▶ _Direction_: Please quote the material exactly, every line of it.

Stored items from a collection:

______

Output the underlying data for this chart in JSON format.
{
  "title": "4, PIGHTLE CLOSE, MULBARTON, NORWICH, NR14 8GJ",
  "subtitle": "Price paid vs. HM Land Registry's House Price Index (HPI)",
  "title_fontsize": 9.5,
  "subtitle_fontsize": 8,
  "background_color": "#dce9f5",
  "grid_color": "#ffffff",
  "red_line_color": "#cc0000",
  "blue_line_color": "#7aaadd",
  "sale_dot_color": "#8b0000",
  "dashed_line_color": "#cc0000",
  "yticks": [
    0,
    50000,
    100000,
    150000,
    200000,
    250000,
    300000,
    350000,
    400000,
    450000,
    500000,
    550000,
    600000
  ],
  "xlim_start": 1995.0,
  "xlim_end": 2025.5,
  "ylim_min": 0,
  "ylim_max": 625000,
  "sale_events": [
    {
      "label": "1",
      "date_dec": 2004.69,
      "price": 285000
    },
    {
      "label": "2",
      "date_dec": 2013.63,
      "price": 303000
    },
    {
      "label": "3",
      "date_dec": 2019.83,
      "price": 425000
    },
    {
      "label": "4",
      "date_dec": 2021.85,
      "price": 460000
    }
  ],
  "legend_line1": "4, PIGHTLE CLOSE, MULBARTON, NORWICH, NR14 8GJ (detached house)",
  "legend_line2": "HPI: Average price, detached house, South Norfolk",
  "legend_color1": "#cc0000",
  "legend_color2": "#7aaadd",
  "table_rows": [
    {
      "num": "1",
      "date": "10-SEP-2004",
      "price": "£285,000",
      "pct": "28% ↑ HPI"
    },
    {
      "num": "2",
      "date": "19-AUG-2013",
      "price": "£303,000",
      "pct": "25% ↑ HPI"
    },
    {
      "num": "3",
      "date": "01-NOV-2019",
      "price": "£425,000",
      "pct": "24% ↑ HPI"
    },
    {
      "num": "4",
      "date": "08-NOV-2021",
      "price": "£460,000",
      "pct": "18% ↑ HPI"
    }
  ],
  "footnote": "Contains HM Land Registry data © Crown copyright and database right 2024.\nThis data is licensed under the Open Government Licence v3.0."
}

______

▶ _Result for this task_:
Output the underlying data for this chart in JSON format.
{
  "title": "4, PIGHTLE CLOSE, MULBARTON, NORWICH, NR14 8GJ",
  "subtitle": "Price paid vs. HM Land Registry's House Price Index (HPI)",
  "title_fontsize": 9.5,
  "subtitle_fontsize": 8,
  "background_color": "#dce9f5",
  "grid_color": "#ffffff",
  "red_line_color": "#cc0000",
  "blue_line_color": "#7aaadd",
  "sale_dot_color": "#8b0000",
  "dashed_line_color": "#cc0000",
  "yticks": [
    0,
    50000,
    100000,
    150000,
    200000,
    250000,
    300000,
    350000,
    400000,
    450000,
    500000,
    550000,
    600000
  ],
  "xlim_start": 1995.0,
  "xlim_end": 2025.5,
  "ylim_min": 0,
  "ylim_max": 625000,
  "sale_events": [
    {
      "label": "1",
      "date_dec": 2004.69,
      "price": 285000
    },
    {
      "label": "2",
      "date_dec": 2013.63,
      "price": 303000
    },
    {
      "label": "3",
      "date_dec": 2019.83,
      "price": 425000
    },
    {
      "label": "4",
      "date_dec": 2021.85,
      "price": 460000
    }
  ],
  "legend_line1": "4, PIGHTLE CLOSE, MULBARTON, NORWICH, NR14 8GJ (detached house)",
  "legend_line2": "HPI: Average price, detached house, South Norfolk",
  "legend_color1": "#cc0000",
  "legend_color2": "#7aaadd",
  "table_rows": [
    {
      "num": "1",
      "date": "10-SEP-2004",
      "price": "£285,000",
      "pct": "28% ↑ HPI"
    },
    {
      "num": "2",
      "date": "19-AUG-2013",
      "price": "£303,000",
      "pct": "25% ↑ HPI"
    },
    {
      "num": "3",
      "date": "01-NOV-2019",
      "price": "£425,000",
      "pct": "24% ↑ HPI"
    },
    {
      "num": "4",
      "date": "08-NOV-2021",
      "price": "£460,000",
      "pct": "18% ↑ HPI"
    }
  ],
  "footnote": "Contains HM Land Registry data © Crown copyright and database right 2024.\nThis data is licensed under the Open Government Licence v3.0."
}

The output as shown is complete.